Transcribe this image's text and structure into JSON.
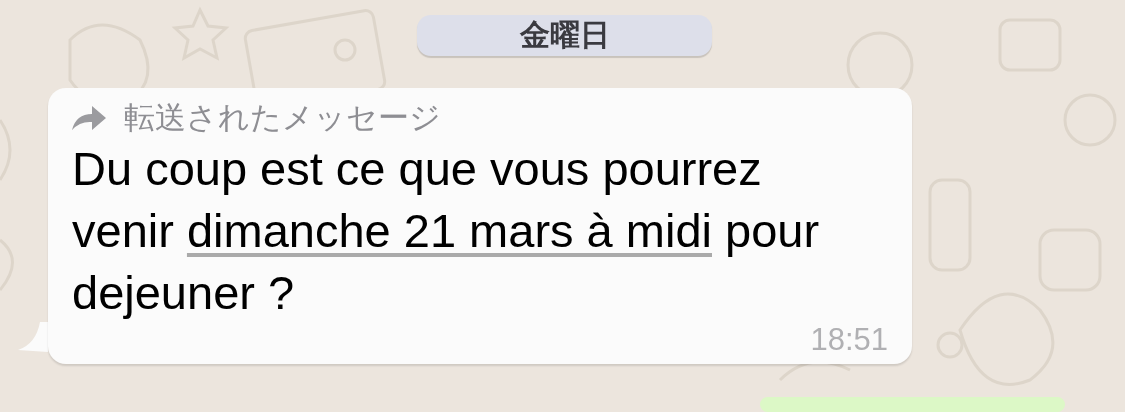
{
  "date_separator": {
    "label": "金曜日"
  },
  "messages": [
    {
      "kind": "incoming",
      "forwarded": true,
      "forwarded_label": "転送されたメッセージ",
      "text_before": "Du coup est ce que vous pourrez venir",
      "link": "dimanche 21 mars à midi",
      "text_after": "pour dejeuner ?",
      "time": "18:51"
    },
    {
      "kind": "outgoing"
    }
  ]
}
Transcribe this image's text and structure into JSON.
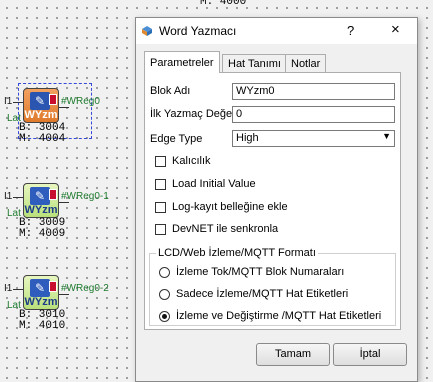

## Objective
Retype every record above exactly as written, but leave out the pictures.

## Expected output
Transcribe this image's text and structure into JSON.
{
  "date_separator": {
    "label": "金曜日"
  },
  "messages": [
    {
      "kind": "incoming",
      "forwarded": true,
      "forwarded_label": "転送されたメッセージ",
      "text_before": "Du coup est ce que vous pourrez venir",
      "link": "dimanche 21 mars à midi",
      "text_after": "pour dejeuner ?",
      "time": "18:51"
    },
    {
      "kind": "outgoing"
    }
  ]
}
Transcribe this image's text and structure into JSON.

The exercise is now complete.